■ Description of the task ■
Give back the full listing, character for character, with no pictures.

■ Data entries ■
■ ■ ■ ■ ■ ■ ■
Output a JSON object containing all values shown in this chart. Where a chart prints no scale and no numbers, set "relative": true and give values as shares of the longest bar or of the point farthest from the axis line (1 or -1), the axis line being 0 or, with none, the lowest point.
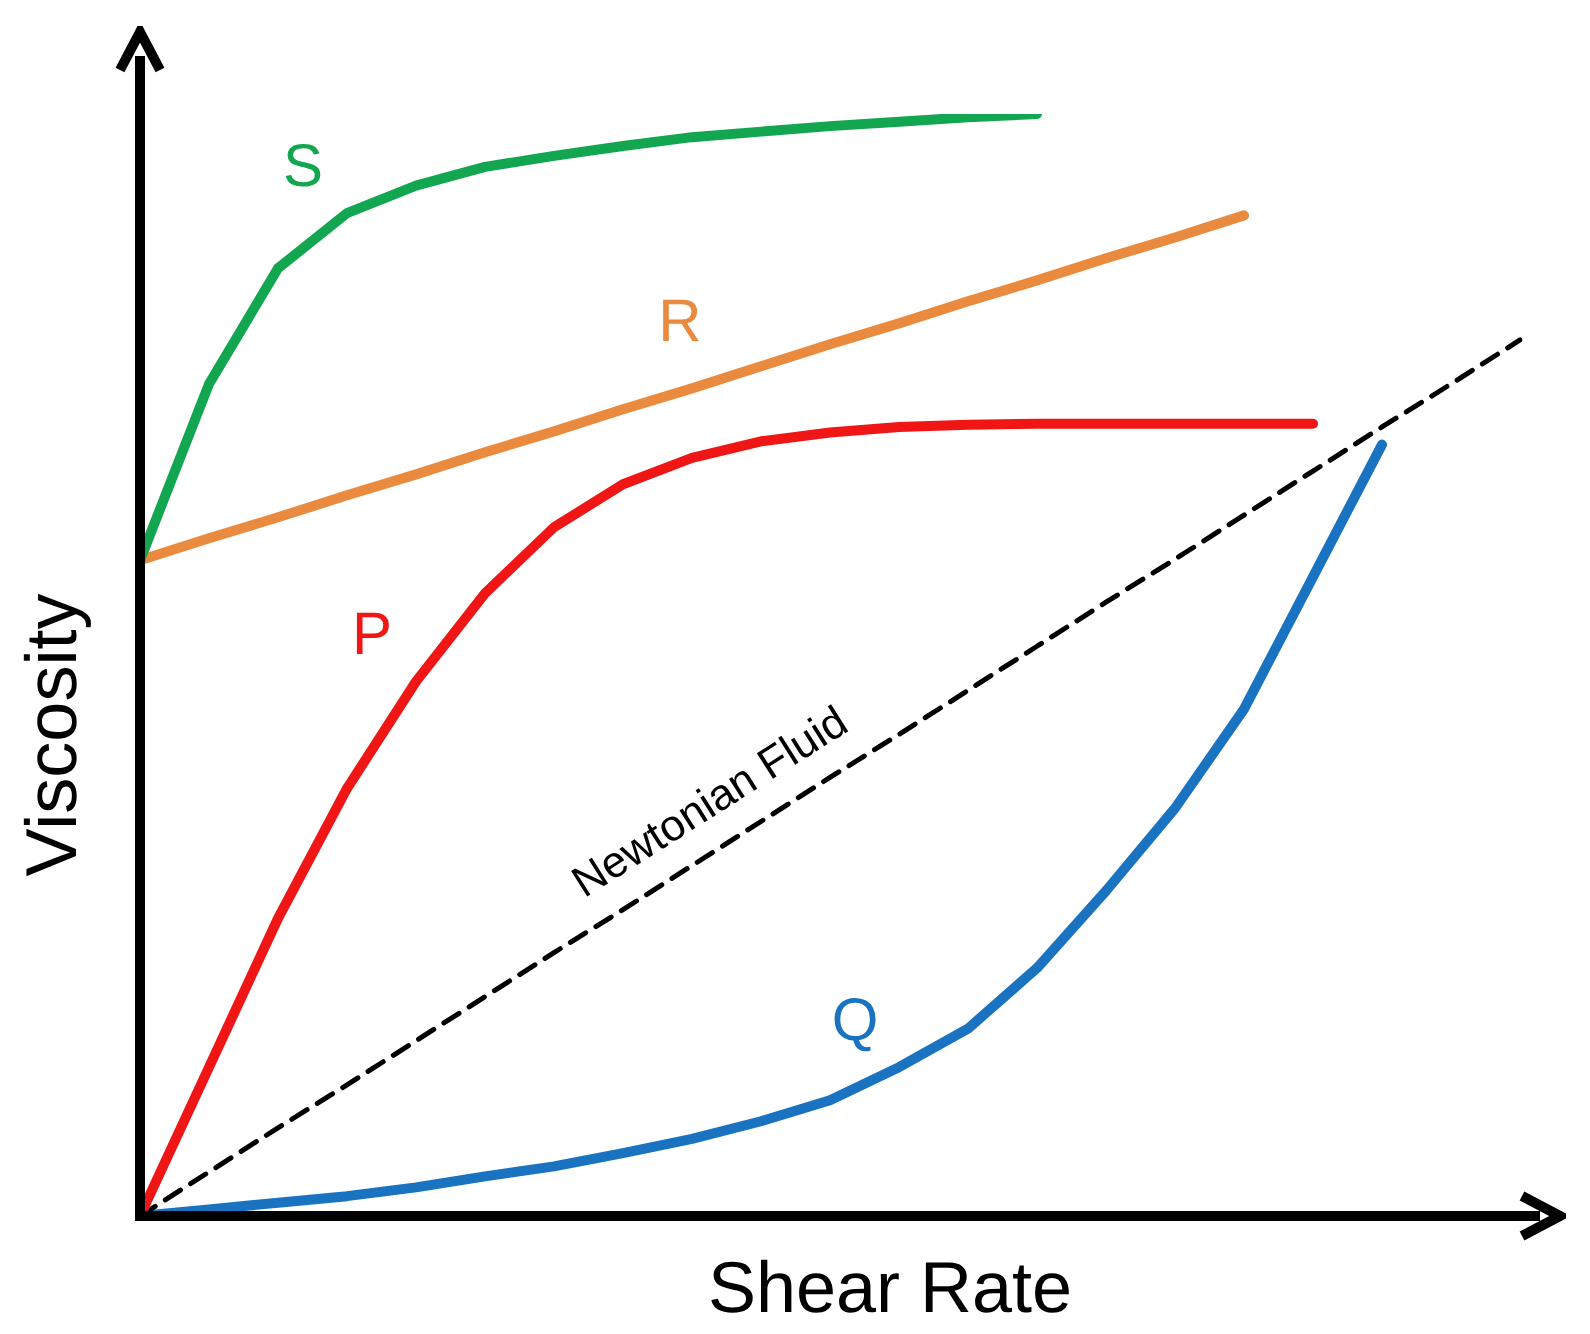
{
  "chart_data": {
    "type": "line",
    "relative": true,
    "xlabel": "Shear Rate",
    "ylabel": "Viscosity",
    "tick_labels": false,
    "marker": "none",
    "categories": [
      null,
      null,
      null,
      null,
      null,
      null,
      null,
      null,
      null,
      null,
      null,
      null,
      null,
      null,
      null,
      null,
      null,
      null,
      null,
      null,
      null
    ],
    "series": [
      {
        "name": "S",
        "color": "#12a650",
        "values": [
          0.595,
          0.755,
          0.86,
          0.91,
          0.935,
          0.952,
          0.962,
          0.971,
          0.979,
          0.984,
          0.989,
          0.993,
          0.997,
          1,
          null,
          null,
          null,
          null,
          null,
          null,
          null
        ]
      },
      {
        "name": "R",
        "color": "#ea8a3e",
        "values": [
          0.595,
          0.615,
          0.634,
          0.654,
          0.673,
          0.693,
          0.712,
          0.732,
          0.751,
          0.771,
          0.791,
          0.81,
          0.83,
          0.849,
          0.869,
          0.888,
          0.908,
          null,
          null,
          null,
          null
        ]
      },
      {
        "name": "P",
        "color": "#f01616",
        "values": [
          0,
          0.135,
          0.27,
          0.388,
          0.485,
          0.565,
          0.625,
          0.664,
          0.688,
          0.703,
          0.711,
          0.716,
          0.718,
          0.719,
          0.719,
          0.719,
          0.719,
          0.719,
          null,
          null,
          null
        ]
      },
      {
        "name": "Newtonian Fluid",
        "color": "#000000",
        "line_style": "dashed",
        "values": [
          0,
          0.04,
          0.08,
          0.119,
          0.159,
          0.199,
          0.239,
          0.278,
          0.318,
          0.358,
          0.398,
          0.437,
          0.477,
          0.517,
          0.557,
          0.596,
          0.636,
          0.676,
          0.716,
          0.755,
          0.795
        ]
      },
      {
        "name": "Q",
        "color": "#1a73c0",
        "values": [
          0,
          0.006,
          0.012,
          0.018,
          0.026,
          0.036,
          0.045,
          0.057,
          0.07,
          0.086,
          0.105,
          0.135,
          0.17,
          0.225,
          0.295,
          0.37,
          0.46,
          0.58,
          0.7,
          null,
          null
        ]
      }
    ]
  }
}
■ ■ ■ ■ ■ ■ ■
■ Exercise response ■
Output a JSON object containing all values shown in this chart. Where a chart prints no scale and no numbers, set "relative": true and give values as shares of the longest bar or of the point farthest from the axis line (1 or -1), the axis line being 0 or, with none, the lowest point.
{
  "chart_data": {
    "type": "line",
    "relative": true,
    "xlabel": "Shear Rate",
    "ylabel": "Viscosity",
    "tick_labels": false,
    "marker": "none",
    "categories": [
      null,
      null,
      null,
      null,
      null,
      null,
      null,
      null,
      null,
      null,
      null,
      null,
      null,
      null,
      null,
      null,
      null,
      null,
      null,
      null,
      null
    ],
    "series": [
      {
        "name": "S",
        "color": "#12a650",
        "values": [
          0.595,
          0.755,
          0.86,
          0.91,
          0.935,
          0.952,
          0.962,
          0.971,
          0.979,
          0.984,
          0.989,
          0.993,
          0.997,
          1,
          null,
          null,
          null,
          null,
          null,
          null,
          null
        ]
      },
      {
        "name": "R",
        "color": "#ea8a3e",
        "values": [
          0.595,
          0.615,
          0.634,
          0.654,
          0.673,
          0.693,
          0.712,
          0.732,
          0.751,
          0.771,
          0.791,
          0.81,
          0.83,
          0.849,
          0.869,
          0.888,
          0.908,
          null,
          null,
          null,
          null
        ]
      },
      {
        "name": "P",
        "color": "#f01616",
        "values": [
          0,
          0.135,
          0.27,
          0.388,
          0.485,
          0.565,
          0.625,
          0.664,
          0.688,
          0.703,
          0.711,
          0.716,
          0.718,
          0.719,
          0.719,
          0.719,
          0.719,
          0.719,
          null,
          null,
          null
        ]
      },
      {
        "name": "Newtonian Fluid",
        "color": "#000000",
        "line_style": "dashed",
        "values": [
          0,
          0.04,
          0.08,
          0.119,
          0.159,
          0.199,
          0.239,
          0.278,
          0.318,
          0.358,
          0.398,
          0.437,
          0.477,
          0.517,
          0.557,
          0.596,
          0.636,
          0.676,
          0.716,
          0.755,
          0.795
        ]
      },
      {
        "name": "Q",
        "color": "#1a73c0",
        "values": [
          0,
          0.006,
          0.012,
          0.018,
          0.026,
          0.036,
          0.045,
          0.057,
          0.07,
          0.086,
          0.105,
          0.135,
          0.17,
          0.225,
          0.295,
          0.37,
          0.46,
          0.58,
          0.7,
          null,
          null
        ]
      }
    ]
  }
}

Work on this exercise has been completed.